- Set problem 1 -
Repeat the lines of the listing exactly, from its start through the line containing "question-text: – what", both ends included.

-- start Text excerpt --

We perform correlation analysis to understand the relationship between different features. Before we perform the correlation study, we try to find any columns that have constant value. A constant value column will have no effect on the outcome of ML models. We found the following features contains only constant value: BwdPSHFlags, BwdURGFlags, FwdAvgBytes/Bulk, FwdAvgPackets/Bulk, FwdAvgBulkRate, BwdAvgBytes/Bulk, BwdAvgPackets/Bulk, BwdAvgBulkRate. After removing these columns, we obtain our correlationship heatmap in Figure 8. It can be observed that the network features that are closely related with attack labels are: DestinationPort, FlowDuration, FwdPacketLengthMin, BwdPacketLengthMax, BwdPacketLengthMin, BwdPacketLengthMean, BwdPacketLengthStd, FlowIATStd, FlowIATMax, FlowIATotal, FwdIATStd, FwdIATMax, MinPacketLength, MaxPacketLength, PacketLengthMean, PacketLengthStd, PacketLengthVariance, Down/UpRation, AveragePacketSize, AvgBwdSegmentSize, IdleMean, IdleMax, IdleMin.

Figure 8. Correlation matrix between different network features and attack label.

Overall, it’s obvious that the network traffic attack dataset contains more complex patterns than CAN attack dataset for each attack type.

6. Experimental Result

In the section, we present our proposed model performance compared to other benchmark models. For the benchmark models, we use Random Forest and XGBoost from [11]. We choose them since we use the same datasets and performances are more comparable. Our training machine is a desktop with AMD Ryzen 9 with 12 core processor with clock speed of 3.7GHz, 64GB RAM and NVidia RTX 3090 with 24GB graphic RAM. Our experiments have 2 parts. First, we establish the base performance of our model and the 2 benchmark models. In the first experiment, all models are trained using a training dataset including autoencoder, ensemble MLP, random forest, and XGBoost. Due to the simplicity of the ensemble MLP and autoencoder model, we do not need to perform in depth tuning. We fine tune the number of ensemble models (3 to 10), hidden layer size (64, 128, 256, 512), batch size (32, 64, 128), learning rate (0.1, 0.01, 0.001, 0.0001), and training epochs to ensure convergence. For ensemble MLP, we have a learning rate of 0.001, batch size of 32, hidden layer size of 64, and number of models at 3. We have observed that our ensemble model has better performance than each individual model. We do not observe significant performance improvement by increasing the number of models. For autoencoders, we have a learning rate of 0.001, batch size of 64, and hidden layer size of 512. Table 4 is the summary of model performance. Figure 9 shows the visualization of autoencoder separation of normal and attack data in terms of its negative log MSE loss.

-- end Text excerpt --

- Set problem 2 -
Decide whether each statement agrees with the passage, answering yes or no and quoting the passage's deciding words exactly: (a) The ensemble MLP uses a hidden layer size of 64. (b) Raising the number of ensemble models brought a significant performance gain. (c) The training machine has 32GB of RAM.

-- start Material --

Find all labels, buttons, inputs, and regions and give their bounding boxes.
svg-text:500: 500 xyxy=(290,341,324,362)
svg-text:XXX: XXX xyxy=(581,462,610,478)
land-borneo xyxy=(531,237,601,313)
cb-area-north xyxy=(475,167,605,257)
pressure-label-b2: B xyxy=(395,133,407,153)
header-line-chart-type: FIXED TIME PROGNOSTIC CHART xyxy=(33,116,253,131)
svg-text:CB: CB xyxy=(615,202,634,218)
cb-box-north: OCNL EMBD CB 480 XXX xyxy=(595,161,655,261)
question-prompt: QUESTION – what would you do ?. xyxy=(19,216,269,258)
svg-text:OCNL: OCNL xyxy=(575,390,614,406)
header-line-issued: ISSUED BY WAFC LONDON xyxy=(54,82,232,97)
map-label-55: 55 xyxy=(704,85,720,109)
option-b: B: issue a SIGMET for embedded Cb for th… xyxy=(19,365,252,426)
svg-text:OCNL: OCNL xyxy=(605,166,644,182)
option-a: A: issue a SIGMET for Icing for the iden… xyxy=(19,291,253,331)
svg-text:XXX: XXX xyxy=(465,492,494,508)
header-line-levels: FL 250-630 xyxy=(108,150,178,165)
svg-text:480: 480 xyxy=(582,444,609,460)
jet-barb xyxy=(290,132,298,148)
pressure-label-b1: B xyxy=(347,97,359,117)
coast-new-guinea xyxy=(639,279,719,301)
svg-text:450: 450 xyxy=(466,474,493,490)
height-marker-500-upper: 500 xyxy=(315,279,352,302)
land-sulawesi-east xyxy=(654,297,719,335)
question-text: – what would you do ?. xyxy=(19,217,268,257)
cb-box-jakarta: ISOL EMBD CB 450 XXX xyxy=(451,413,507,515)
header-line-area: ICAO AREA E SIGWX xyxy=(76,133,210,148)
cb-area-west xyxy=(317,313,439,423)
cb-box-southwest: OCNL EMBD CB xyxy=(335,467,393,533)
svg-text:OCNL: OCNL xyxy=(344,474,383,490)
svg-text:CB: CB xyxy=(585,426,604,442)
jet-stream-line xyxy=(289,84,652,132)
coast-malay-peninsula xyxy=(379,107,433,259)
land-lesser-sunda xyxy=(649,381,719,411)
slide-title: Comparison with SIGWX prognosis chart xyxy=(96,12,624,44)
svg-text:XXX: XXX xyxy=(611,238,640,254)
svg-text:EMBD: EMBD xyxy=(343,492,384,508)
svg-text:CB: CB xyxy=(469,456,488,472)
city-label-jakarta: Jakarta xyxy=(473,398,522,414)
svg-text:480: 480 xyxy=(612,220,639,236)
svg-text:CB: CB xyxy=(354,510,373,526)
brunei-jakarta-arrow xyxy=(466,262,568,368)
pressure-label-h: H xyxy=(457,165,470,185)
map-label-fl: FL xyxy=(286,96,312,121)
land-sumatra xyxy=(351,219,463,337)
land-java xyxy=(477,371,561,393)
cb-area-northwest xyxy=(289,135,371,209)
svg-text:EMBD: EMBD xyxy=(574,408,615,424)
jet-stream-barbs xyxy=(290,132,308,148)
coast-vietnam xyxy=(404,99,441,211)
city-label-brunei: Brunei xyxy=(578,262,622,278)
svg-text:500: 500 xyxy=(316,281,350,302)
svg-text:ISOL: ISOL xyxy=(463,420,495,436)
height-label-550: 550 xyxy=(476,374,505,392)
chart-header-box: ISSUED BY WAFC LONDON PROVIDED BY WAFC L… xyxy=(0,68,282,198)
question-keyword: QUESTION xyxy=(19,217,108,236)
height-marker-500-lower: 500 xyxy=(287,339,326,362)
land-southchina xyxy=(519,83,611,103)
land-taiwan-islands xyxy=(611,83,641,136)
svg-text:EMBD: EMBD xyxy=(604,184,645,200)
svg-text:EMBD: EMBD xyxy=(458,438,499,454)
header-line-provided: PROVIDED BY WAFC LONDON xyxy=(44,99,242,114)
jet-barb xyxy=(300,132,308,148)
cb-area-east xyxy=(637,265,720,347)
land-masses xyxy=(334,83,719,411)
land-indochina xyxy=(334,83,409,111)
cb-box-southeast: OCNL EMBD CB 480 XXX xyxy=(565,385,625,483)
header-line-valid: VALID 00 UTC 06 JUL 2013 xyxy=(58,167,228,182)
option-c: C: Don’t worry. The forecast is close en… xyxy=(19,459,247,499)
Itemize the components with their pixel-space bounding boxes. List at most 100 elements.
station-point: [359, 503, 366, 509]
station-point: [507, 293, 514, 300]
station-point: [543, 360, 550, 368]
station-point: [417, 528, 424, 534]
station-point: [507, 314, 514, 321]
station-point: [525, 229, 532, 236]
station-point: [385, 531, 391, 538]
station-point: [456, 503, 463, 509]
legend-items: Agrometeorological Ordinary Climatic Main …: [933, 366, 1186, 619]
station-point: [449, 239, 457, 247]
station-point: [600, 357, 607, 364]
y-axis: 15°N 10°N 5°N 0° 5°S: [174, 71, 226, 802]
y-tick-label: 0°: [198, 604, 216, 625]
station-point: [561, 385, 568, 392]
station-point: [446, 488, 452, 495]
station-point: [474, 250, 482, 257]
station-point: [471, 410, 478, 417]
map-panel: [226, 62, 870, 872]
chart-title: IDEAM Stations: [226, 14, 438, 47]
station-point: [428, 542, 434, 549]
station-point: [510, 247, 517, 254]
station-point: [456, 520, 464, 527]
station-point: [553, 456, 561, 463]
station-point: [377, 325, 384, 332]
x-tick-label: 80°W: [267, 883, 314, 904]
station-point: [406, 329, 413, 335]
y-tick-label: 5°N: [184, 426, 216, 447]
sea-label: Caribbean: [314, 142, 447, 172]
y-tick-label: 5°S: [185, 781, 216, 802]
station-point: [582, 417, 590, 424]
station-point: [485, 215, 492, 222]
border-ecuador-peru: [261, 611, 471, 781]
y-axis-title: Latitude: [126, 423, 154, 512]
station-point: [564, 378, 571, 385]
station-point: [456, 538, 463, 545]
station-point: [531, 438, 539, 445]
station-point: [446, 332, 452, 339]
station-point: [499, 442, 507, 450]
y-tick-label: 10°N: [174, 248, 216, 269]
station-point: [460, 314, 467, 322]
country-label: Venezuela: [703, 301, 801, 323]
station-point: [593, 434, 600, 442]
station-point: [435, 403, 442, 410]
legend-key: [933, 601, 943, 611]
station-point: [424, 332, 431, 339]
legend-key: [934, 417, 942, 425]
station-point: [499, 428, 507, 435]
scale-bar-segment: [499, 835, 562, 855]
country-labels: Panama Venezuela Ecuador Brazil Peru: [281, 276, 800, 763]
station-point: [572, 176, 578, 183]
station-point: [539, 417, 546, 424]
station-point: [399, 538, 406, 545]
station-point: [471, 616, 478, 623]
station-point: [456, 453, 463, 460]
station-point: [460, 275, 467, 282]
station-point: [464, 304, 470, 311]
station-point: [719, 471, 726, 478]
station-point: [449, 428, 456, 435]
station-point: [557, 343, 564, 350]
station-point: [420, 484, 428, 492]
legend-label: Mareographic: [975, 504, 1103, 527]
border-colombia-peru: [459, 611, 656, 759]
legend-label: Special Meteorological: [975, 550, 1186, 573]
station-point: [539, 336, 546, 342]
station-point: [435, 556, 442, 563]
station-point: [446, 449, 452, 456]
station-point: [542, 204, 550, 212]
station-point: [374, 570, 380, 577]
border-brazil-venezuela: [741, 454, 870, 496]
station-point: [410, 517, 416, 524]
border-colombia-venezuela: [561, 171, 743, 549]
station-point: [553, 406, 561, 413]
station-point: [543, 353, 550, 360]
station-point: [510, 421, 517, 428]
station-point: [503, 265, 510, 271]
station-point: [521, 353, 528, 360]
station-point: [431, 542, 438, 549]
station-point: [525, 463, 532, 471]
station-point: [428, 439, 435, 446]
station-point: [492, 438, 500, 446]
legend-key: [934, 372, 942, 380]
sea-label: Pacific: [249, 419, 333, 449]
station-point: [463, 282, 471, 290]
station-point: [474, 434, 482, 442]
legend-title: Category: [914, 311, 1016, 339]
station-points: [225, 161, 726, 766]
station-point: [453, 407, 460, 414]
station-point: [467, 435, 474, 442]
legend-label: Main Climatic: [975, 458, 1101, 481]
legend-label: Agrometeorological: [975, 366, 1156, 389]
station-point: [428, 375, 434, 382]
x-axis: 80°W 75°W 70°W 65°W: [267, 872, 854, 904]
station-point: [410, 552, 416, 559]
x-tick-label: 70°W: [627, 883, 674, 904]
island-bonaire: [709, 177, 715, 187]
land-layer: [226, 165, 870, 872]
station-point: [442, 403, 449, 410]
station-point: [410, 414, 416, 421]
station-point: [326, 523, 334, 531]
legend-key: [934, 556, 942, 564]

-- end Material --

- Correct answer 1 -
Find all labels, buttons, inputs, and regions and give their bounding boxes.
svg-text:500: 500 xyxy=(290,341,324,362)
svg-text:XXX: XXX xyxy=(581,462,610,478)
land-borneo xyxy=(531,237,601,313)
cb-area-north xyxy=(475,167,605,257)
pressure-label-b2: B xyxy=(395,133,407,153)
header-line-chart-type: FIXED TIME PROGNOSTIC CHART xyxy=(33,116,253,131)
svg-text:CB: CB xyxy=(615,202,634,218)
cb-box-north: OCNL EMBD CB 480 XXX xyxy=(595,161,655,261)
question-prompt: QUESTION – what would you do ?. xyxy=(19,216,269,258)
svg-text:OCNL: OCNL xyxy=(575,390,614,406)
header-line-issued: ISSUED BY WAFC LONDON xyxy=(54,82,232,97)
map-label-55: 55 xyxy=(704,85,720,109)
option-b: B: issue a SIGMET for embedded Cb for th… xyxy=(19,365,252,426)
svg-text:OCNL: OCNL xyxy=(605,166,644,182)
option-a: A: issue a SIGMET for Icing for the iden… xyxy=(19,291,253,331)
svg-text:XXX: XXX xyxy=(465,492,494,508)
header-line-levels: FL 250-630 xyxy=(108,150,178,165)
svg-text:480: 480 xyxy=(582,444,609,460)
jet-barb xyxy=(290,132,298,148)
pressure-label-b1: B xyxy=(347,97,359,117)
coast-new-guinea xyxy=(639,279,719,301)
svg-text:450: 450 xyxy=(466,474,493,490)
height-marker-500-upper: 500 xyxy=(315,279,352,302)
land-sulawesi-east xyxy=(654,297,719,335)
question-text: – what would you do ?. xyxy=(19,217,268,257)

- Correct answer 2 -
(a) Yes: "For ensemble MLP, we have a learning rate of 0.001, batch size of 32, hidden layer size of 64, and number of models at 3."
(b) No: "We do not observe significant performance improvement by increasing the number of models."
(c) No: "64GB RAM"